The problem —
Scan the records and identify every line in which the string "value" occurs, then return those lines.

===== Dataset rows =====

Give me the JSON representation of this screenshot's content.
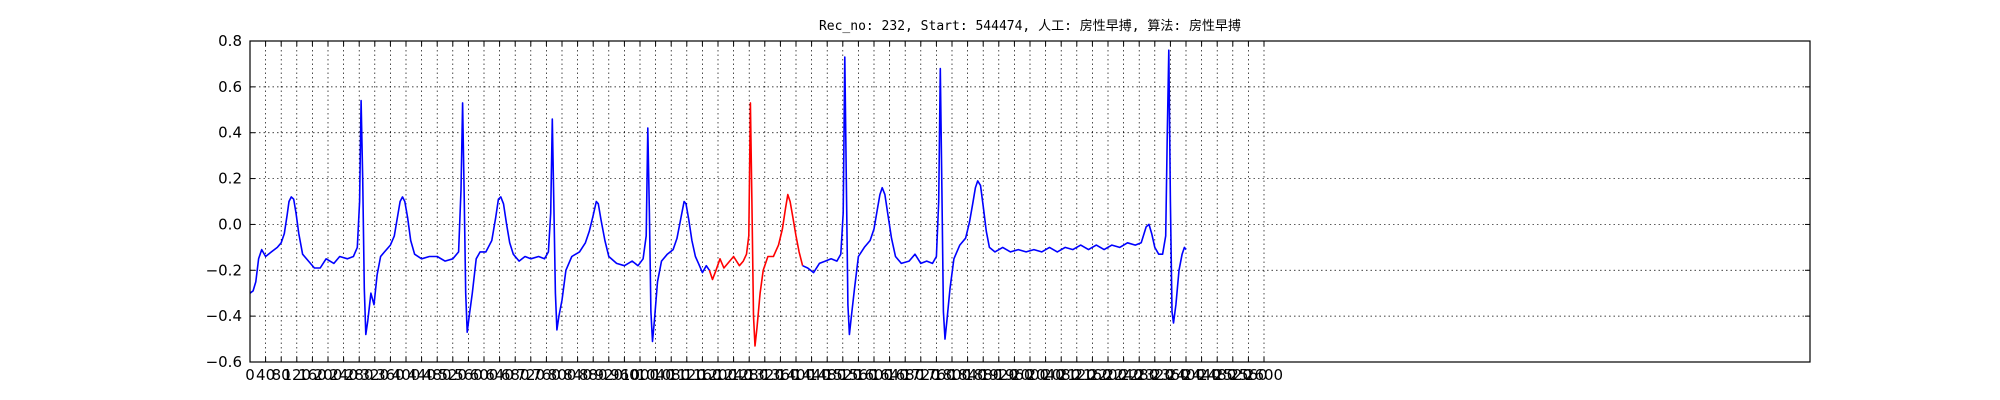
{
  "chart_data": {
    "type": "line",
    "title": "Rec_no: 232, Start: 544474, 人工: 房性早搏, 算法: 房性早搏",
    "xlabel": "",
    "ylabel": "",
    "xlim": [
      0,
      4000
    ],
    "ylim": [
      -0.6,
      0.8
    ],
    "grid": true,
    "x_ticks": [
      0,
      40,
      80,
      120,
      160,
      200,
      240,
      280,
      320,
      360,
      400,
      440,
      480,
      520,
      560,
      600,
      640,
      680,
      720,
      760,
      800,
      840,
      880,
      920,
      960,
      1000,
      1040,
      1080,
      1120,
      1160,
      1200,
      1240,
      1280,
      1320,
      1360,
      1400,
      1440,
      1480,
      1520,
      1560,
      1600,
      1640,
      1680,
      1720,
      1760,
      1800,
      1840,
      1880,
      1920,
      1960,
      2000,
      2040,
      2080,
      2120,
      2160,
      2200,
      2240,
      2280,
      2320,
      2360,
      2400,
      2440,
      2480,
      2520,
      2560,
      2600
    ],
    "x_tick_labels": [
      "0",
      "40",
      "80",
      "120",
      "160",
      "200",
      "240",
      "280",
      "320",
      "360",
      "400",
      "440",
      "480",
      "520",
      "560",
      "600",
      "640",
      "680",
      "720",
      "760",
      "800",
      "840",
      "880",
      "920",
      "960",
      "1000",
      "1040",
      "1080",
      "1120",
      "1160",
      "1200",
      "1240",
      "1280",
      "1320",
      "1360",
      "1400",
      "1440",
      "1480",
      "1520",
      "1560",
      "1600",
      "1640",
      "1680",
      "1720",
      "1760",
      "1800",
      "1840",
      "1880",
      "1920",
      "1960",
      "2000",
      "2040",
      "2080",
      "2120",
      "2160",
      "2200",
      "2240",
      "2280",
      "2320",
      "2360",
      "2400",
      "2440",
      "2480",
      "2520",
      "2560",
      "2600"
    ],
    "y_ticks": [
      -0.6,
      -0.4,
      -0.2,
      0.0,
      0.2,
      0.4,
      0.6,
      0.8
    ],
    "y_tick_labels": [
      "−0.6",
      "−0.4",
      "−0.2",
      "0.0",
      "0.2",
      "0.4",
      "0.6",
      "0.8"
    ],
    "segments": [
      {
        "color": "#0000ff",
        "points": [
          [
            0,
            -0.3
          ],
          [
            8,
            -0.29
          ],
          [
            15,
            -0.25
          ],
          [
            22,
            -0.15
          ],
          [
            30,
            -0.11
          ],
          [
            40,
            -0.14
          ],
          [
            55,
            -0.12
          ],
          [
            70,
            -0.1
          ],
          [
            80,
            -0.08
          ],
          [
            88,
            -0.04
          ],
          [
            95,
            0.04
          ],
          [
            100,
            0.1
          ],
          [
            106,
            0.12
          ],
          [
            112,
            0.11
          ],
          [
            118,
            0.05
          ],
          [
            125,
            -0.04
          ],
          [
            135,
            -0.13
          ],
          [
            150,
            -0.16
          ],
          [
            165,
            -0.19
          ],
          [
            180,
            -0.19
          ],
          [
            195,
            -0.15
          ],
          [
            215,
            -0.17
          ],
          [
            230,
            -0.14
          ],
          [
            250,
            -0.15
          ],
          [
            265,
            -0.14
          ],
          [
            275,
            -0.1
          ],
          [
            281,
            0.1
          ],
          [
            285,
            0.54
          ],
          [
            289,
            0.2
          ],
          [
            293,
            -0.28
          ],
          [
            297,
            -0.48
          ],
          [
            302,
            -0.42
          ],
          [
            310,
            -0.3
          ],
          [
            318,
            -0.35
          ],
          [
            326,
            -0.22
          ],
          [
            335,
            -0.14
          ],
          [
            345,
            -0.12
          ],
          [
            360,
            -0.09
          ],
          [
            370,
            -0.05
          ],
          [
            378,
            0.03
          ],
          [
            385,
            0.1
          ],
          [
            391,
            0.12
          ],
          [
            397,
            0.1
          ],
          [
            404,
            0.03
          ],
          [
            412,
            -0.07
          ],
          [
            422,
            -0.13
          ],
          [
            440,
            -0.15
          ],
          [
            460,
            -0.14
          ],
          [
            480,
            -0.14
          ],
          [
            500,
            -0.16
          ],
          [
            520,
            -0.15
          ],
          [
            535,
            -0.12
          ],
          [
            541,
            0.15
          ],
          [
            545,
            0.53
          ],
          [
            549,
            0.15
          ],
          [
            553,
            -0.3
          ],
          [
            557,
            -0.47
          ],
          [
            562,
            -0.4
          ],
          [
            570,
            -0.3
          ],
          [
            580,
            -0.15
          ],
          [
            590,
            -0.12
          ],
          [
            605,
            -0.12
          ],
          [
            620,
            -0.07
          ],
          [
            630,
            0.03
          ],
          [
            637,
            0.11
          ],
          [
            643,
            0.12
          ],
          [
            650,
            0.09
          ],
          [
            658,
            0.0
          ],
          [
            666,
            -0.08
          ],
          [
            675,
            -0.13
          ],
          [
            690,
            -0.16
          ],
          [
            705,
            -0.14
          ],
          [
            720,
            -0.15
          ],
          [
            740,
            -0.14
          ],
          [
            755,
            -0.15
          ],
          [
            765,
            -0.12
          ],
          [
            771,
            0.05
          ],
          [
            775,
            0.46
          ],
          [
            779,
            0.1
          ],
          [
            783,
            -0.3
          ],
          [
            787,
            -0.46
          ],
          [
            792,
            -0.4
          ],
          [
            800,
            -0.33
          ],
          [
            810,
            -0.2
          ],
          [
            825,
            -0.14
          ],
          [
            845,
            -0.12
          ],
          [
            860,
            -0.08
          ],
          [
            870,
            -0.03
          ],
          [
            880,
            0.04
          ],
          [
            888,
            0.1
          ],
          [
            893,
            0.09
          ],
          [
            900,
            0.02
          ],
          [
            910,
            -0.07
          ],
          [
            920,
            -0.14
          ],
          [
            940,
            -0.17
          ],
          [
            960,
            -0.18
          ],
          [
            980,
            -0.16
          ],
          [
            995,
            -0.18
          ],
          [
            1008,
            -0.15
          ],
          [
            1016,
            -0.05
          ],
          [
            1020,
            0.42
          ],
          [
            1024,
            0.05
          ],
          [
            1028,
            -0.38
          ],
          [
            1032,
            -0.51
          ],
          [
            1037,
            -0.42
          ],
          [
            1045,
            -0.25
          ],
          [
            1055,
            -0.16
          ],
          [
            1070,
            -0.13
          ],
          [
            1085,
            -0.11
          ],
          [
            1095,
            -0.06
          ],
          [
            1105,
            0.03
          ],
          [
            1113,
            0.1
          ],
          [
            1118,
            0.09
          ],
          [
            1125,
            0.02
          ],
          [
            1133,
            -0.07
          ],
          [
            1142,
            -0.14
          ],
          [
            1150,
            -0.17
          ],
          [
            1160,
            -0.21
          ],
          [
            1170,
            -0.18
          ],
          [
            1178,
            -0.2
          ]
        ]
      },
      {
        "color": "#ff0000",
        "points": [
          [
            1178,
            -0.2
          ],
          [
            1186,
            -0.24
          ],
          [
            1195,
            -0.2
          ],
          [
            1205,
            -0.15
          ],
          [
            1215,
            -0.19
          ],
          [
            1225,
            -0.17
          ],
          [
            1240,
            -0.14
          ],
          [
            1255,
            -0.18
          ],
          [
            1265,
            -0.16
          ],
          [
            1273,
            -0.13
          ],
          [
            1279,
            -0.05
          ],
          [
            1283,
            0.53
          ],
          [
            1287,
            0.1
          ],
          [
            1291,
            -0.4
          ],
          [
            1295,
            -0.53
          ],
          [
            1300,
            -0.45
          ],
          [
            1308,
            -0.3
          ],
          [
            1316,
            -0.2
          ],
          [
            1328,
            -0.14
          ],
          [
            1342,
            -0.14
          ],
          [
            1355,
            -0.09
          ],
          [
            1365,
            -0.02
          ],
          [
            1373,
            0.07
          ],
          [
            1379,
            0.13
          ],
          [
            1385,
            0.1
          ],
          [
            1392,
            0.03
          ],
          [
            1400,
            -0.05
          ],
          [
            1408,
            -0.12
          ],
          [
            1417,
            -0.18
          ]
        ]
      },
      {
        "color": "#0000ff",
        "points": [
          [
            1417,
            -0.18
          ],
          [
            1430,
            -0.19
          ],
          [
            1445,
            -0.21
          ],
          [
            1460,
            -0.17
          ],
          [
            1475,
            -0.16
          ],
          [
            1490,
            -0.15
          ],
          [
            1505,
            -0.16
          ],
          [
            1515,
            -0.13
          ],
          [
            1521,
            0.05
          ],
          [
            1525,
            0.73
          ],
          [
            1529,
            0.2
          ],
          [
            1533,
            -0.35
          ],
          [
            1537,
            -0.48
          ],
          [
            1542,
            -0.4
          ],
          [
            1550,
            -0.28
          ],
          [
            1560,
            -0.14
          ],
          [
            1575,
            -0.1
          ],
          [
            1590,
            -0.07
          ],
          [
            1600,
            -0.02
          ],
          [
            1608,
            0.06
          ],
          [
            1615,
            0.13
          ],
          [
            1621,
            0.16
          ],
          [
            1628,
            0.13
          ],
          [
            1636,
            0.04
          ],
          [
            1645,
            -0.06
          ],
          [
            1655,
            -0.14
          ],
          [
            1670,
            -0.17
          ],
          [
            1690,
            -0.16
          ],
          [
            1705,
            -0.13
          ],
          [
            1720,
            -0.17
          ],
          [
            1735,
            -0.16
          ],
          [
            1750,
            -0.17
          ],
          [
            1760,
            -0.14
          ],
          [
            1766,
            0.1
          ],
          [
            1770,
            0.68
          ],
          [
            1774,
            0.15
          ],
          [
            1778,
            -0.38
          ],
          [
            1782,
            -0.5
          ],
          [
            1787,
            -0.42
          ],
          [
            1795,
            -0.28
          ],
          [
            1805,
            -0.15
          ],
          [
            1820,
            -0.09
          ],
          [
            1835,
            -0.06
          ],
          [
            1845,
            0.01
          ],
          [
            1853,
            0.09
          ],
          [
            1860,
            0.16
          ],
          [
            1866,
            0.19
          ],
          [
            1873,
            0.17
          ],
          [
            1880,
            0.08
          ],
          [
            1888,
            -0.03
          ],
          [
            1896,
            -0.1
          ],
          [
            1910,
            -0.12
          ],
          [
            1930,
            -0.1
          ],
          [
            1950,
            -0.12
          ],
          [
            1970,
            -0.11
          ],
          [
            1990,
            -0.12
          ],
          [
            2010,
            -0.11
          ],
          [
            2030,
            -0.12
          ],
          [
            2050,
            -0.1
          ],
          [
            2070,
            -0.12
          ],
          [
            2090,
            -0.1
          ],
          [
            2110,
            -0.11
          ],
          [
            2130,
            -0.09
          ],
          [
            2150,
            -0.11
          ],
          [
            2170,
            -0.09
          ],
          [
            2190,
            -0.11
          ],
          [
            2210,
            -0.09
          ],
          [
            2230,
            -0.1
          ],
          [
            2250,
            -0.08
          ],
          [
            2270,
            -0.09
          ],
          [
            2285,
            -0.08
          ],
          [
            2298,
            -0.01
          ],
          [
            2305,
            0.0
          ],
          [
            2312,
            -0.04
          ],
          [
            2320,
            -0.1
          ],
          [
            2330,
            -0.13
          ],
          [
            2340,
            -0.13
          ],
          [
            2348,
            -0.05
          ],
          [
            2352,
            0.4
          ],
          [
            2356,
            0.76
          ],
          [
            2360,
            0.1
          ],
          [
            2364,
            -0.38
          ],
          [
            2368,
            -0.43
          ],
          [
            2374,
            -0.35
          ],
          [
            2382,
            -0.2
          ],
          [
            2390,
            -0.13
          ],
          [
            2396,
            -0.1
          ],
          [
            2400,
            -0.11
          ]
        ]
      }
    ]
  }
}
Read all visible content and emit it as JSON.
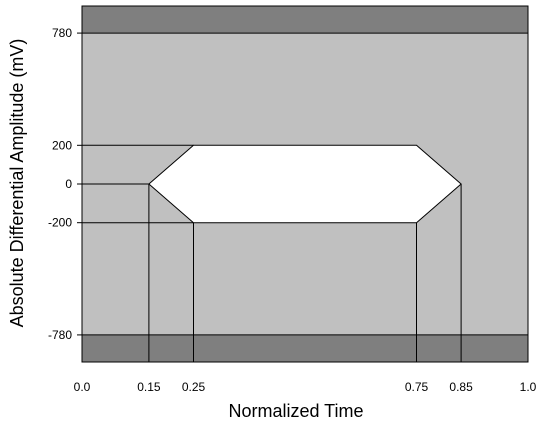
{
  "chart_data": {
    "type": "area",
    "title": "",
    "xlabel": "Normalized Time",
    "ylabel": "Absolute Differential Amplitude (mV)",
    "xlim": [
      0.0,
      1.0
    ],
    "ylim": [
      -920,
      920
    ],
    "x_ticks": [
      {
        "value": 0.0,
        "label": "0.0"
      },
      {
        "value": 0.15,
        "label": "0.15"
      },
      {
        "value": 0.25,
        "label": "0.25"
      },
      {
        "value": 0.75,
        "label": "0.75"
      },
      {
        "value": 0.85,
        "label": "0.85"
      },
      {
        "value": 1.0,
        "label": "1.0"
      }
    ],
    "y_ticks": [
      {
        "value": 780,
        "label": "780"
      },
      {
        "value": 200,
        "label": "200"
      },
      {
        "value": 0,
        "label": "0"
      },
      {
        "value": -200,
        "label": "-200"
      },
      {
        "value": -780,
        "label": "-780"
      }
    ],
    "eye_mask": {
      "x": [
        0.15,
        0.25,
        0.75,
        0.85,
        0.75,
        0.25
      ],
      "y": [
        0,
        200,
        200,
        0,
        -200,
        -200
      ]
    },
    "upper_limit_mV": 780,
    "lower_limit_mV": -780,
    "grid": false,
    "colors": {
      "outer_band": "#7f7f7f",
      "allowed_region": "#c0c0c0",
      "eye_opening": "#ffffff",
      "lines": "#000000"
    }
  }
}
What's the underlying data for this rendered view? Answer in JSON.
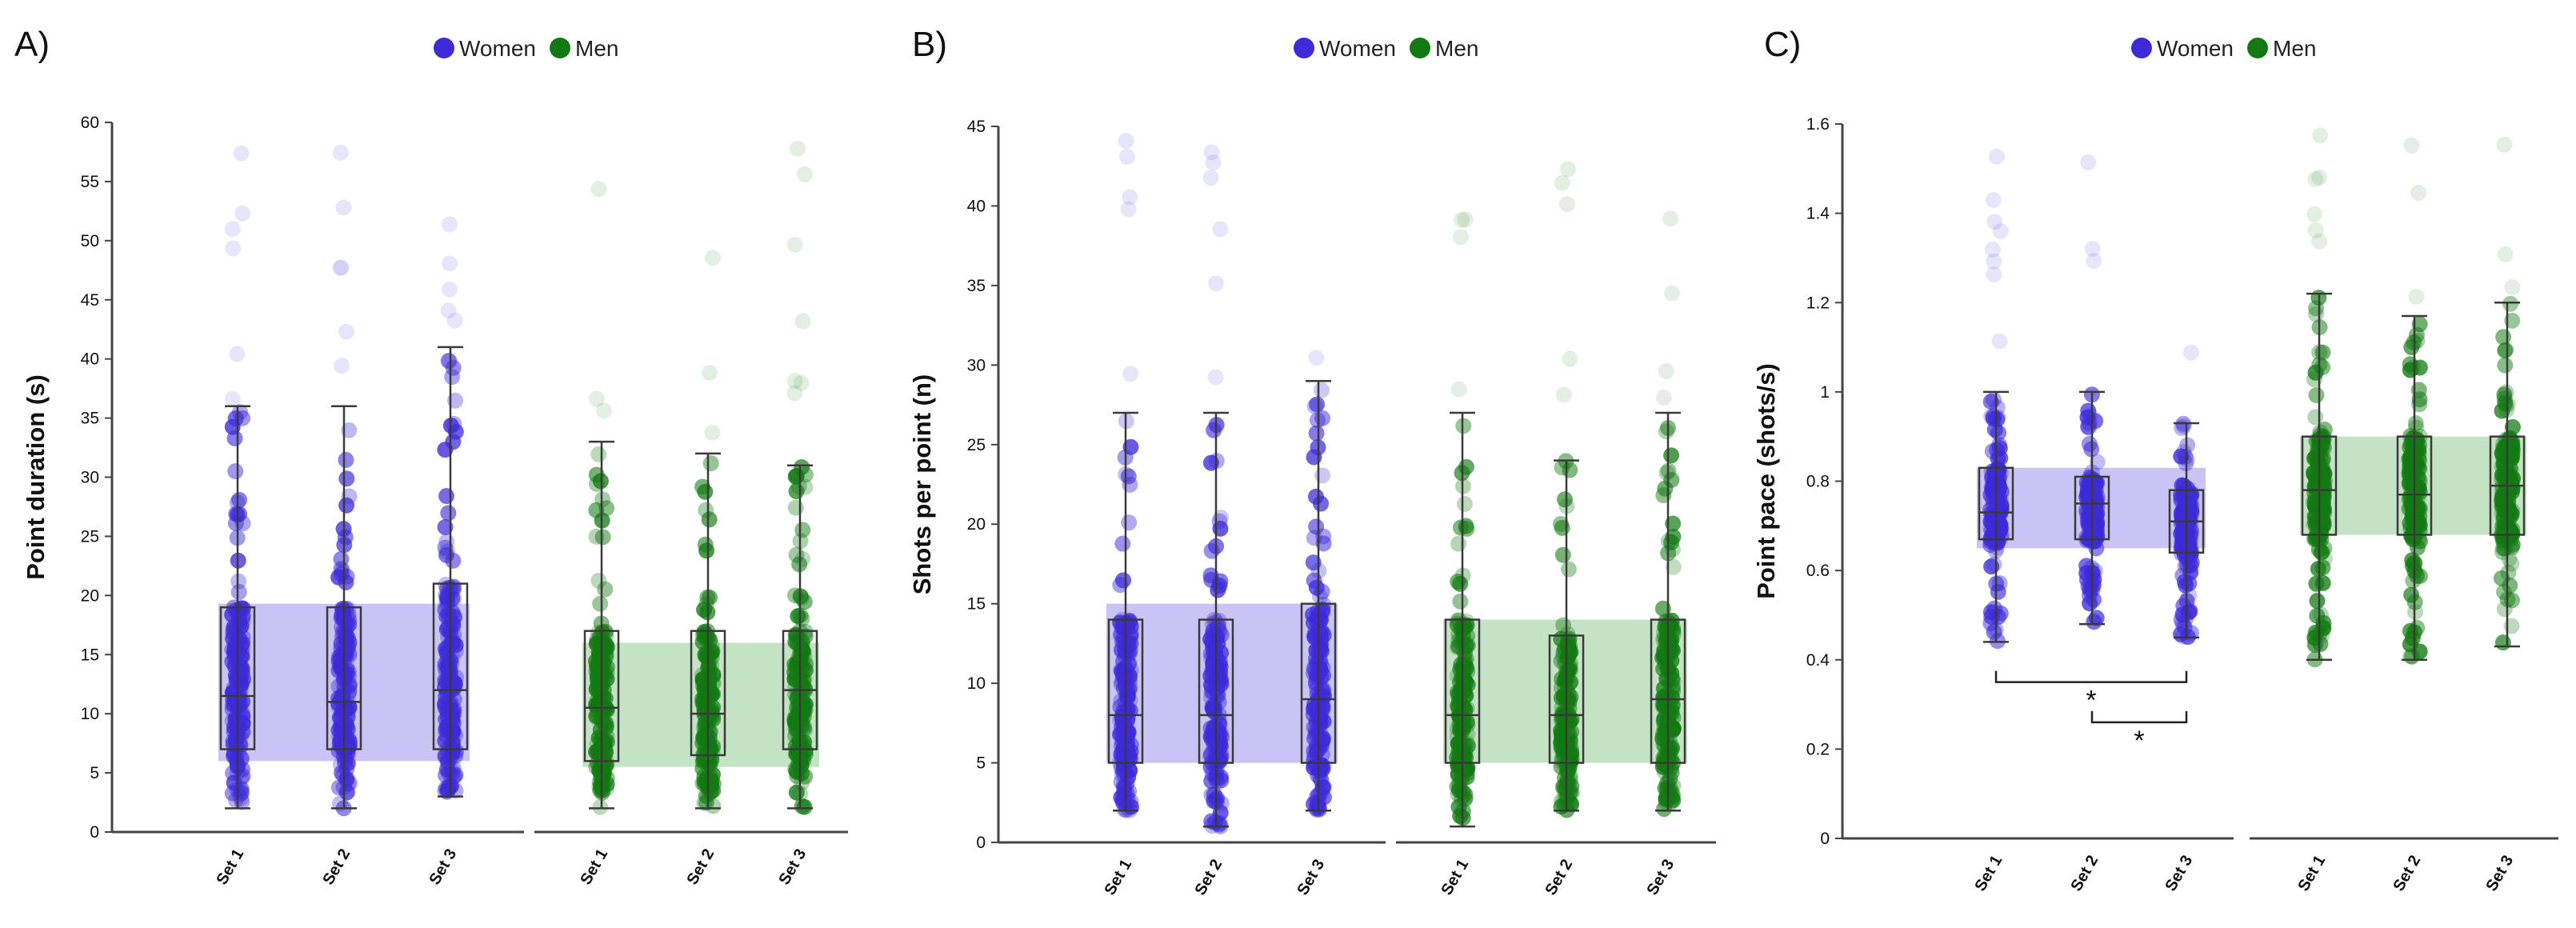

=====

Complete response —
        "value": 0.0,
        "value": 0.15,
        "value": 0.25,
        "value": 0.75,
        "value": 0.85,
        "value": 1.0,
        "value": 780,
        "value": 200,
        "value": 0,
        "value": -200,
        "value": -780,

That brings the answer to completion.